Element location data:
==========

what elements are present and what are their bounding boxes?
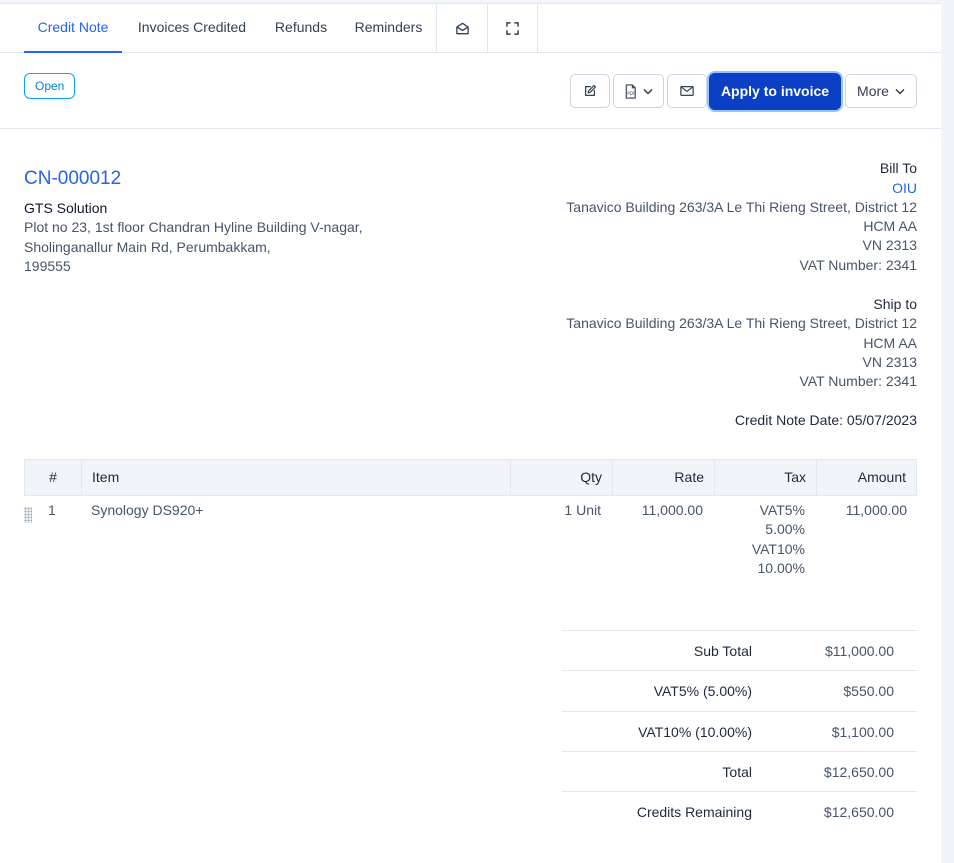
row-number: 1 xyxy=(48,502,56,518)
column-header-qty: Qty xyxy=(510,460,612,495)
credit-note-date: Credit Note Date: 05/07/2023 xyxy=(735,412,917,428)
bill-to-address-line: VN 2313 xyxy=(862,237,917,253)
pdf-dropdown-button[interactable]: PDF xyxy=(613,74,664,108)
items-table-header: # Item Qty Rate Tax Amount xyxy=(24,459,917,496)
vat5-label: VAT5% (5.00%) xyxy=(653,683,752,699)
pdf-icon: PDF xyxy=(625,83,636,99)
column-header-item: Item xyxy=(81,460,510,495)
vat5-value: $550.00 xyxy=(843,683,894,699)
company-address-line: 199555 xyxy=(24,258,71,274)
column-header-rate: Rate xyxy=(612,460,714,495)
credits-remaining-value: $12,650.00 xyxy=(823,804,894,820)
row-tax-name: VAT5% xyxy=(759,502,805,518)
company-address-line: Sholinganallur Main Rd, Perumbakkam, xyxy=(24,239,271,255)
row-rate: 11,000.00 xyxy=(641,502,703,518)
tab-bar: Credit Note Invoices Credited Refunds Re… xyxy=(0,4,941,53)
row-tax-rate: 5.00% xyxy=(765,521,805,537)
mail-open-icon xyxy=(455,22,469,35)
tab-refunds[interactable]: Refunds xyxy=(262,4,340,53)
row-amount: 11,000.00 xyxy=(845,502,907,518)
bill-to-address-line: Tanavico Building 263/3A Le Thi Rieng St… xyxy=(566,199,917,215)
subtotal-value: $11,000.00 xyxy=(824,643,894,659)
ship-to-address-line: HCM AA xyxy=(863,335,917,351)
credit-note-panel: Credit Note Invoices Credited Refunds Re… xyxy=(0,3,941,863)
row-tax-name: VAT10% xyxy=(751,541,805,557)
edit-button[interactable] xyxy=(570,74,610,108)
tab-reminders[interactable]: Reminders xyxy=(343,4,434,53)
ship-to-vat-number: VAT Number: 2341 xyxy=(799,373,917,389)
apply-to-invoice-button[interactable]: Apply to invoice xyxy=(709,73,841,110)
more-button-label: More xyxy=(857,83,889,99)
ship-to-address-line: Tanavico Building 263/3A Le Thi Rieng St… xyxy=(566,315,917,331)
ship-to-address-line: VN 2313 xyxy=(862,354,917,370)
total-value: $12,650.00 xyxy=(823,764,894,780)
credit-note-date-label: Credit Note Date: xyxy=(734,412,844,428)
row-tax-rate: 10.00% xyxy=(757,560,805,576)
toolbar-divider xyxy=(0,128,941,129)
fullscreen-tab[interactable] xyxy=(487,4,538,53)
total-label: Total xyxy=(722,764,752,780)
totals-divider xyxy=(562,711,917,712)
more-button[interactable]: More xyxy=(845,74,917,108)
mail-open-tab[interactable] xyxy=(436,4,487,53)
tab-invoices-credited[interactable]: Invoices Credited xyxy=(125,4,259,53)
vat10-label: VAT10% (10.00%) xyxy=(638,724,752,740)
drag-handle-icon[interactable] xyxy=(24,507,32,523)
totals-divider xyxy=(562,751,917,752)
bill-to-label: Bill To xyxy=(879,160,917,176)
ship-to-label: Ship to xyxy=(873,296,917,312)
bill-to-vat-number: VAT Number: 2341 xyxy=(799,257,917,273)
totals-divider xyxy=(562,670,917,671)
subtotal-label: Sub Total xyxy=(693,643,752,659)
fullscreen-icon xyxy=(506,22,519,35)
email-icon xyxy=(680,86,694,96)
column-header-tax: Tax xyxy=(714,460,816,495)
credits-remaining-label: Credits Remaining xyxy=(636,804,752,820)
chevron-down-icon xyxy=(643,88,653,95)
status-badge: Open xyxy=(24,73,76,99)
credit-note-number[interactable]: CN-000012 xyxy=(24,168,121,190)
column-header-number: # xyxy=(49,469,57,485)
svg-text:PDF: PDF xyxy=(627,90,635,95)
send-email-button[interactable] xyxy=(667,74,707,108)
credit-note-date-value: 05/07/2023 xyxy=(846,412,917,428)
totals-divider xyxy=(562,630,917,631)
column-header-amount: Amount xyxy=(816,460,916,495)
bill-to-customer-link[interactable]: OIU xyxy=(892,180,917,196)
row-qty: 1 Unit xyxy=(564,502,601,518)
vat10-value: $1,100.00 xyxy=(831,724,894,740)
row-item-name: Synology DS920+ xyxy=(91,502,204,518)
chevron-down-icon xyxy=(895,88,905,95)
company-address-line: Plot no 23, 1st floor Chandran Hyline Bu… xyxy=(24,219,363,235)
edit-icon xyxy=(585,84,597,96)
tab-credit-note[interactable]: Credit Note xyxy=(24,4,122,53)
bill-to-address-line: HCM AA xyxy=(863,218,917,234)
company-name: GTS Solution xyxy=(24,200,108,216)
totals-divider xyxy=(562,791,917,792)
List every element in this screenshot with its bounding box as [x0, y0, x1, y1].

==========

* What you have to do
Which lines in the records contain the string "chevron"? List each of them in full.

* Reply to the task
chevron-down-icon xyxy=(643,88,653,95)
chevron-down-icon xyxy=(895,88,905,95)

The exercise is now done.